WORK TASK. Nothing in the records may be changed; retype them in full.

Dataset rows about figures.
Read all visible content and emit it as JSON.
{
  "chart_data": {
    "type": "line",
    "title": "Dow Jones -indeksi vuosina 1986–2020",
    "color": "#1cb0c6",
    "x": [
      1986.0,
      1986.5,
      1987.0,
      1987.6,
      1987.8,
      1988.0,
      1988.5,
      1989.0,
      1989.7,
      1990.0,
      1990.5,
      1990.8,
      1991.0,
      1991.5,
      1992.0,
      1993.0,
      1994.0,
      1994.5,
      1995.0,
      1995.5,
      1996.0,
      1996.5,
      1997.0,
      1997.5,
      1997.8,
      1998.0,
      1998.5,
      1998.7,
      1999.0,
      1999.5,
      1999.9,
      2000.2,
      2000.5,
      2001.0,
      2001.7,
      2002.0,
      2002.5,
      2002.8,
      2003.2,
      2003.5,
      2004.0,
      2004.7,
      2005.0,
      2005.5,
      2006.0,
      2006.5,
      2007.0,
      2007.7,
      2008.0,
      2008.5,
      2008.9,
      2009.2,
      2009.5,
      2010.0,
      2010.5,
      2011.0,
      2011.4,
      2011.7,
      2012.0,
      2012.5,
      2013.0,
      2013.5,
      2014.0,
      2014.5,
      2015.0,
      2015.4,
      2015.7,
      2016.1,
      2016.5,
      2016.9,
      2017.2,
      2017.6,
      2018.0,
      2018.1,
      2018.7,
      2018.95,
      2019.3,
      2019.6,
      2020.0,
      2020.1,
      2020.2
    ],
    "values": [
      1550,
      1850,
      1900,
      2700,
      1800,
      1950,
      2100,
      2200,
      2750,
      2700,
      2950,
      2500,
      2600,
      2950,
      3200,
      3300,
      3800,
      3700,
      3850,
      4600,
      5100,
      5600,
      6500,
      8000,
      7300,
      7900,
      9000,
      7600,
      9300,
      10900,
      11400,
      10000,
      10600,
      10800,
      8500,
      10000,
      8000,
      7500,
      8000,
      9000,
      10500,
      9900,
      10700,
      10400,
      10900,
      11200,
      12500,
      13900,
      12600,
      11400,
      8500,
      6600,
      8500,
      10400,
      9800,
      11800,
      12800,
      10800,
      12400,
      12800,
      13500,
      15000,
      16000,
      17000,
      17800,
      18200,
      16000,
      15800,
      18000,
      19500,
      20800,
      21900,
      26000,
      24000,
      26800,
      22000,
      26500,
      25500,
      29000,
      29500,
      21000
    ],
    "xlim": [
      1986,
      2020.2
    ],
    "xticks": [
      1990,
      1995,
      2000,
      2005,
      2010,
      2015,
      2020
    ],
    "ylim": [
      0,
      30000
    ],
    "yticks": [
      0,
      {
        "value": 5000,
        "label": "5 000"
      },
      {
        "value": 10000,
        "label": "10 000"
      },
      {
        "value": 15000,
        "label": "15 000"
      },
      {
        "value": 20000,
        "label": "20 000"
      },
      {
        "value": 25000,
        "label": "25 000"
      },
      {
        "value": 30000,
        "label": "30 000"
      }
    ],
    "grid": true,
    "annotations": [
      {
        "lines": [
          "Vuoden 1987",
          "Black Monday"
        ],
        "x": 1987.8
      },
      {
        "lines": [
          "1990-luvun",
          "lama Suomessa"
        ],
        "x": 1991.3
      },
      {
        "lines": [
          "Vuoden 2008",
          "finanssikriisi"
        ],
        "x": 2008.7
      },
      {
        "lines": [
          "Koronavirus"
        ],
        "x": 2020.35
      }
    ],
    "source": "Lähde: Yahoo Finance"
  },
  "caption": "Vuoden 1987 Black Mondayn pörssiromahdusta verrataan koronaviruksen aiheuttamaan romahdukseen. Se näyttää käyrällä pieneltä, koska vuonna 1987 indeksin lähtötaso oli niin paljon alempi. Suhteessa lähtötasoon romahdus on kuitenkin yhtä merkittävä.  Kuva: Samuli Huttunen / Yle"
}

RESPONSE FOR THIS EXERCISE.
Read all visible content and emit it as JSON.
{
  "chart_data": {
    "type": "line",
    "title": "Dow Jones -indeksi vuosina 1986–2020",
    "color": "#1cb0c6",
    "x": [
      1986.0,
      1986.5,
      1987.0,
      1987.6,
      1987.8,
      1988.0,
      1988.5,
      1989.0,
      1989.7,
      1990.0,
      1990.5,
      1990.8,
      1991.0,
      1991.5,
      1992.0,
      1993.0,
      1994.0,
      1994.5,
      1995.0,
      1995.5,
      1996.0,
      1996.5,
      1997.0,
      1997.5,
      1997.8,
      1998.0,
      1998.5,
      1998.7,
      1999.0,
      1999.5,
      1999.9,
      2000.2,
      2000.5,
      2001.0,
      2001.7,
      2002.0,
      2002.5,
      2002.8,
      2003.2,
      2003.5,
      2004.0,
      2004.7,
      2005.0,
      2005.5,
      2006.0,
      2006.5,
      2007.0,
      2007.7,
      2008.0,
      2008.5,
      2008.9,
      2009.2,
      2009.5,
      2010.0,
      2010.5,
      2011.0,
      2011.4,
      2011.7,
      2012.0,
      2012.5,
      2013.0,
      2013.5,
      2014.0,
      2014.5,
      2015.0,
      2015.4,
      2015.7,
      2016.1,
      2016.5,
      2016.9,
      2017.2,
      2017.6,
      2018.0,
      2018.1,
      2018.7,
      2018.95,
      2019.3,
      2019.6,
      2020.0,
      2020.1,
      2020.2
    ],
    "values": [
      1550,
      1850,
      1900,
      2700,
      1800,
      1950,
      2100,
      2200,
      2750,
      2700,
      2950,
      2500,
      2600,
      2950,
      3200,
      3300,
      3800,
      3700,
      3850,
      4600,
      5100,
      5600,
      6500,
      8000,
      7300,
      7900,
      9000,
      7600,
      9300,
      10900,
      11400,
      10000,
      10600,
      10800,
      8500,
      10000,
      8000,
      7500,
      8000,
      9000,
      10500,
      9900,
      10700,
      10400,
      10900,
      11200,
      12500,
      13900,
      12600,
      11400,
      8500,
      6600,
      8500,
      10400,
      9800,
      11800,
      12800,
      10800,
      12400,
      12800,
      13500,
      15000,
      16000,
      17000,
      17800,
      18200,
      16000,
      15800,
      18000,
      19500,
      20800,
      21900,
      26000,
      24000,
      26800,
      22000,
      26500,
      25500,
      29000,
      29500,
      21000
    ],
    "xlim": [
      1986,
      2020.2
    ],
    "xticks": [
      1990,
      1995,
      2000,
      2005,
      2010,
      2015,
      2020
    ],
    "ylim": [
      0,
      30000
    ],
    "yticks": [
      0,
      {
        "value": 5000,
        "label": "5 000"
      },
      {
        "value": 10000,
        "label": "10 000"
      },
      {
        "value": 15000,
        "label": "15 000"
      },
      {
        "value": 20000,
        "label": "20 000"
      },
      {
        "value": 25000,
        "label": "25 000"
      },
      {
        "value": 30000,
        "label": "30 000"
      }
    ],
    "grid": true,
    "annotations": [
      {
        "lines": [
          "Vuoden 1987",
          "Black Monday"
        ],
        "x": 1987.8
      },
      {
        "lines": [
          "1990-luvun",
          "lama Suomessa"
        ],
        "x": 1991.3
      },
      {
        "lines": [
          "Vuoden 2008",
          "finanssikriisi"
        ],
        "x": 2008.7
      },
      {
        "lines": [
          "Koronavirus"
        ],
        "x": 2020.35
      }
    ],
    "source": "Lähde: Yahoo Finance"
  },
  "caption": "Vuoden 1987 Black Mondayn pörssiromahdusta verrataan koronaviruksen aiheuttamaan romahdukseen. Se näyttää käyrällä pieneltä, koska vuonna 1987 indeksin lähtötaso oli niin paljon alempi. Suhteessa lähtötasoon romahdus on kuitenkin yhtä merkittävä.  Kuva: Samuli Huttunen / Yle"
}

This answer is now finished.